But when the MTA’s employee lists were still visible on July 12, UpGuard decided to notify the New York State Office of Information Technology Services. Three days after that, the analyst tried a personal contact at the the New York City Department of Information Technology and Telecommunications, who passed the tip onto New York City Cyber Command. The exposure was finally resolved the next day. Telling the New York City Department of Education’s about its data leak followed a similar ordeal, which Pollock said could’ve been avoided with a simple fix.
“Please put up a ‘privacy@’ your domain address email on your site,” he said.
‘There’s going to be a question’
Indiana was more complicated. While the state’s COVID-19 tracking information was sealed up by July 7, five days after it heard from Pollock, UpGuard and state officials spent the next month going back and forth over several key details, including when UpGuard accessed the data and confirmation that the company had deleted any information it had downloaded. That process involved getting logs from Microsoft, which hosts the state’s contact-tracing site, that recorded when the data had been accessed.
The Aug. 11 “certificate of deletion” that Pollock signed with Mohan Ambaty, the Indiana Department of Health’s CIO, confirmed the data was accessed because a Power Apps portal had been “inadvertently configured to allow public access” and that it would be deleted and destroyed from all of UpGuard’s storage locations.
But tensions flared last week when Indiana officials announced they’ll be buying credit monitoring for the roughly 750,000 Hoosiers whose information was in the COVID-19 database — an expense that’ll run into seven figures — and said UpGuard “intentionally looks for software vulnerabilities, then reaches out to seek business,” which the company refuted at length in its report on Power Apps.
Still, these white-hat notifications can alarm the officials who receive them, especially after a crisis that demanded rapid-fire IT decision-making.
“States and government entities were adapting to digital transformations over the last year-and-a-half, with new vendors and solutions,” said an executive in a government agency that heard from UpGuard. “The issue was a misconfiguration that was missed.”
What raises flags, the official said, is the scale of the data that was accessed to prove a vulnerability, which can have the undesired effect of spooking a public already weary of exposures and breaches.
“As what happens with a number of ethical or morally focused white-hat hackers, pointing that out is beneficial,” the government executive said. “But there has to be a question to the approach if you want to consider yourself focused on public policy interest. There’s going to be a question for any citizen when unauthorized data access is put out there.”
‘One of the better outcomes’
While Microsoft closed its VDP case in late June with little obvious resolution, the company took several actions later in the summer, including notifying its government customers of the configuration issue, according to the UpGuard report.
“We did not receive that notification, of course, but could observe its effect in that several lists for portals on powerappsportals.us that had been public in June were no longer public by the end of July,” the report reads.
“We’ve had an interesting arc,” Pollock told StateScoop. “This is one of the better outcomes for this process.”
The government executive said the Power Apps discovery has been a reminder that new technologies need to be handled with diligence before they’re put into action.
“There’s absolutely an argument the OEMs could make things more transparent,” the official said. “That’s been the case with products for years. The things that are options instead of mandatory.”
In an emailed statement, a Microsoft spokesperson said that the company’s products give customers “flexibility and privacy features to design scalable solutions that meet a wide variety of needs.”
“We take security and privacy seriously, and we encourage our customers to use best practices when configuring products in ways that best meet their privacy needs,” the spokesperson said.

++++++

WHAT IS REQUIRED |
Reproduce word for word the part of the passage about the Power Apps data exposures that runs from "What raises flags, the" down to "exposures and breaches.". Rely only on the passage about the Power Apps data exposures.

Records taken from a collection |
++++++

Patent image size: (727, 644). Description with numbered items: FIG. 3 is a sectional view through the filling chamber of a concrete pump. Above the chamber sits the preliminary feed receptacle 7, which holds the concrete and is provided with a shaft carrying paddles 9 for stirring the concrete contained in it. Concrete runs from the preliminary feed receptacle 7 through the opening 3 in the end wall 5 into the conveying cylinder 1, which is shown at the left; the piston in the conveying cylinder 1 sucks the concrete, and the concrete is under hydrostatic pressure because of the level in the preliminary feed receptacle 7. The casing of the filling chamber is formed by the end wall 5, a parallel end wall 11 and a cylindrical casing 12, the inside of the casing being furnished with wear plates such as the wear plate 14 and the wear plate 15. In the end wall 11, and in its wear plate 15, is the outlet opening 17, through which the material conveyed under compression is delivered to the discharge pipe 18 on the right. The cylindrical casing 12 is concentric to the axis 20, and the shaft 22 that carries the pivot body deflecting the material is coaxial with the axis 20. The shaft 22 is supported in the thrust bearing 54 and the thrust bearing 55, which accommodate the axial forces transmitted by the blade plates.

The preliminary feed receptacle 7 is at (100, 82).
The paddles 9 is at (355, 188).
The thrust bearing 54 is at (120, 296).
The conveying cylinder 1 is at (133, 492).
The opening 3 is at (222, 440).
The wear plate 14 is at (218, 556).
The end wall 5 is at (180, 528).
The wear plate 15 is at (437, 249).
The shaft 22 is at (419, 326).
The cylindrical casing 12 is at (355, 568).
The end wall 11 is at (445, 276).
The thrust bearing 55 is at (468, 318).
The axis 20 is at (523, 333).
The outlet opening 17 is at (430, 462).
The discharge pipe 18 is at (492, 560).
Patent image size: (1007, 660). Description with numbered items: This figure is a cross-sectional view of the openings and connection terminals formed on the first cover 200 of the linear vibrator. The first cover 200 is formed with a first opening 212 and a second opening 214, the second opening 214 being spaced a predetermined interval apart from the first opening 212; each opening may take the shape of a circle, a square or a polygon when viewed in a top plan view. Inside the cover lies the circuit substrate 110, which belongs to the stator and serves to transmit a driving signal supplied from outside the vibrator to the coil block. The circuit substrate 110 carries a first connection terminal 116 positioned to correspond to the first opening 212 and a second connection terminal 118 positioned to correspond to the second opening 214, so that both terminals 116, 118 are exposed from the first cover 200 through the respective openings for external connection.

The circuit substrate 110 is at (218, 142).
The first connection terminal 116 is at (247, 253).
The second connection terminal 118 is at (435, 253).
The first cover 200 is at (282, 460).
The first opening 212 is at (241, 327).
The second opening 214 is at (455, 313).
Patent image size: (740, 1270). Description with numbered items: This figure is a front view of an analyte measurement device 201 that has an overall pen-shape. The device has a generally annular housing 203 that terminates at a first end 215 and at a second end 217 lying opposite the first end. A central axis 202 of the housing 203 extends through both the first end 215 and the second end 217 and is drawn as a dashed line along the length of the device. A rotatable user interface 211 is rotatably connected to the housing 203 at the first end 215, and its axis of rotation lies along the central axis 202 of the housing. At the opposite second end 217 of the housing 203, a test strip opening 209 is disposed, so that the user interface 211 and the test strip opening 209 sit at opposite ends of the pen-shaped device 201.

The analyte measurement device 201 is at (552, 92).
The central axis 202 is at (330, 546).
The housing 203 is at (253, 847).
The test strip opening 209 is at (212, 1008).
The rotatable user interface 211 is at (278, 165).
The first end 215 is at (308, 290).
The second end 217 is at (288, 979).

++++++

OUTPUT |
What raises flags, the official said, is the scale of the data that was accessed to prove a vulnerability, which can have the undesired effect of spooking a public already weary of exposures and breaches.